MATERIAL FOR THIS EXERCISE:
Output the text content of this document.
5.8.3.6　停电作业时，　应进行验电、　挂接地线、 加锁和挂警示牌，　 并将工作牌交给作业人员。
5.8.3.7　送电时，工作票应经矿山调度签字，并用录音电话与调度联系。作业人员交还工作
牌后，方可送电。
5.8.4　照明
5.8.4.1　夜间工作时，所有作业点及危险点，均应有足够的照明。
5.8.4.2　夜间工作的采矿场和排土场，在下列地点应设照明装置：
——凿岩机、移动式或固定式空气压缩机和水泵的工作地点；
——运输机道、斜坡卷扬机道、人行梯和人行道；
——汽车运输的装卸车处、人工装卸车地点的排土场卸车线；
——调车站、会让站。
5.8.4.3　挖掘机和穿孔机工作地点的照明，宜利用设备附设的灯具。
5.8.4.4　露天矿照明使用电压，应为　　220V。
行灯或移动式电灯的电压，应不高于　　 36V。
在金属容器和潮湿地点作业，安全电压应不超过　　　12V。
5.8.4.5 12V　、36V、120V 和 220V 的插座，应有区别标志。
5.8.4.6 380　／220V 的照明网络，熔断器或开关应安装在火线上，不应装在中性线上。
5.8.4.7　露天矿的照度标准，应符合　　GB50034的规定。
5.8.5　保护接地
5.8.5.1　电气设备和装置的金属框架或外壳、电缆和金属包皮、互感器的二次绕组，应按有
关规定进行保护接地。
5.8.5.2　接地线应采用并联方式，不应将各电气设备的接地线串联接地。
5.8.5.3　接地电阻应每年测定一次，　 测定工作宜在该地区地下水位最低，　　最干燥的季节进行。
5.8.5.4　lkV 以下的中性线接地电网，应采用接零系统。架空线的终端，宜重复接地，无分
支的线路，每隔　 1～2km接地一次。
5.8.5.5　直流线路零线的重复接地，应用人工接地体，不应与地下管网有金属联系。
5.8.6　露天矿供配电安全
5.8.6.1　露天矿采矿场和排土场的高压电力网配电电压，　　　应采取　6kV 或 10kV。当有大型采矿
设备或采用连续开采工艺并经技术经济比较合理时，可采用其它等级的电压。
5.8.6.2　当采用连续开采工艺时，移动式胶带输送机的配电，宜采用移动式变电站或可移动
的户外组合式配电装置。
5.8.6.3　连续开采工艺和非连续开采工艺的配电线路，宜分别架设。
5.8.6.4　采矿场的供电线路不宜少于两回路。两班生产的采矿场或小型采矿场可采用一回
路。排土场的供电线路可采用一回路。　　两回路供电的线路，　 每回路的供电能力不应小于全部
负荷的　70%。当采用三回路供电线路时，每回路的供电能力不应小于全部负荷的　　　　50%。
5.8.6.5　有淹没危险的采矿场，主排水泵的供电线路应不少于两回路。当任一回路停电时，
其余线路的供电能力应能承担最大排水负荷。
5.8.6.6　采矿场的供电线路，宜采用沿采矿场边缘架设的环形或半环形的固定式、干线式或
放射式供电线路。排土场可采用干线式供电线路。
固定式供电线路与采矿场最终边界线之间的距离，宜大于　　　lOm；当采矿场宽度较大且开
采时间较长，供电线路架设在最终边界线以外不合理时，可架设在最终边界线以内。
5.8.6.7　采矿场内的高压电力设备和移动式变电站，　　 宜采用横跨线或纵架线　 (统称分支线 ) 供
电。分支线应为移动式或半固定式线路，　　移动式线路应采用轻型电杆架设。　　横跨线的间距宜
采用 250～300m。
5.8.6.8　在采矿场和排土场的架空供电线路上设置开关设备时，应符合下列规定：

SET EXERCISE: Reproduce all data above, unchanged.

SOLUTION TO THE EXERCISE:
Output the text content of this document.
5.8.3.6　停电作业时，　应进行验电、　挂接地线、 加锁和挂警示牌，　 并将工作牌交给作业人员。
5.8.3.7　送电时，工作票应经矿山调度签字，并用录音电话与调度联系。作业人员交还工作
牌后，方可送电。
5.8.4　照明
5.8.4.1　夜间工作时，所有作业点及危险点，均应有足够的照明。
5.8.4.2　夜间工作的采矿场和排土场，在下列地点应设照明装置：
——凿岩机、移动式或固定式空气压缩机和水泵的工作地点；
——运输机道、斜坡卷扬机道、人行梯和人行道；
——汽车运输的装卸车处、人工装卸车地点的排土场卸车线；
——调车站、会让站。
5.8.4.3　挖掘机和穿孔机工作地点的照明，宜利用设备附设的灯具。
5.8.4.4　露天矿照明使用电压，应为　　220V。
行灯或移动式电灯的电压，应不高于　　 36V。
在金属容器和潮湿地点作业，安全电压应不超过　　　12V。
5.8.4.5 12V　、36V、120V 和 220V 的插座，应有区别标志。
5.8.4.6 380　／220V 的照明网络，熔断器或开关应安装在火线上，不应装在中性线上。
5.8.4.7　露天矿的照度标准，应符合　　GB50034的规定。
5.8.5　保护接地
5.8.5.1　电气设备和装置的金属框架或外壳、电缆和金属包皮、互感器的二次绕组，应按有
关规定进行保护接地。
5.8.5.2　接地线应采用并联方式，不应将各电气设备的接地线串联接地。
5.8.5.3　接地电阻应每年测定一次，　 测定工作宜在该地区地下水位最低，　　最干燥的季节进行。
5.8.5.4　lkV 以下的中性线接地电网，应采用接零系统。架空线的终端，宜重复接地，无分
支的线路，每隔　 1～2km接地一次。
5.8.5.5　直流线路零线的重复接地，应用人工接地体，不应与地下管网有金属联系。
5.8.6　露天矿供配电安全
5.8.6.1　露天矿采矿场和排土场的高压电力网配电电压，　　　应采取　6kV 或 10kV。当有大型采矿
设备或采用连续开采工艺并经技术经济比较合理时，可采用其它等级的电压。
5.8.6.2　当采用连续开采工艺时，移动式胶带输送机的配电，宜采用移动式变电站或可移动
的户外组合式配电装置。
5.8.6.3　连续开采工艺和非连续开采工艺的配电线路，宜分别架设。
5.8.6.4　采矿场的供电线路不宜少于两回路。两班生产的采矿场或小型采矿场可采用一回
路。排土场的供电线路可采用一回路。　　两回路供电的线路，　 每回路的供电能力不应小于全部
负荷的　70%。当采用三回路供电线路时，每回路的供电能力不应小于全部负荷的　　　　50%。
5.8.6.5　有淹没危险的采矿场，主排水泵的供电线路应不少于两回路。当任一回路停电时，
其余线路的供电能力应能承担最大排水负荷。
5.8.6.6　采矿场的供电线路，宜采用沿采矿场边缘架设的环形或半环形的固定式、干线式或
放射式供电线路。排土场可采用干线式供电线路。
固定式供电线路与采矿场最终边界线之间的距离，宜大于　　　lOm；当采矿场宽度较大且开
采时间较长，供电线路架设在最终边界线以外不合理时，可架设在最终边界线以内。
5.8.6.7　采矿场内的高压电力设备和移动式变电站，　　 宜采用横跨线或纵架线　 (统称分支线 ) 供
电。分支线应为移动式或半固定式线路，　　移动式线路应采用轻型电杆架设。　　横跨线的间距宜
采用 250～300m。
5.8.6.8　在采矿场和排土场的架空供电线路上设置开关设备时，应符合下列规定：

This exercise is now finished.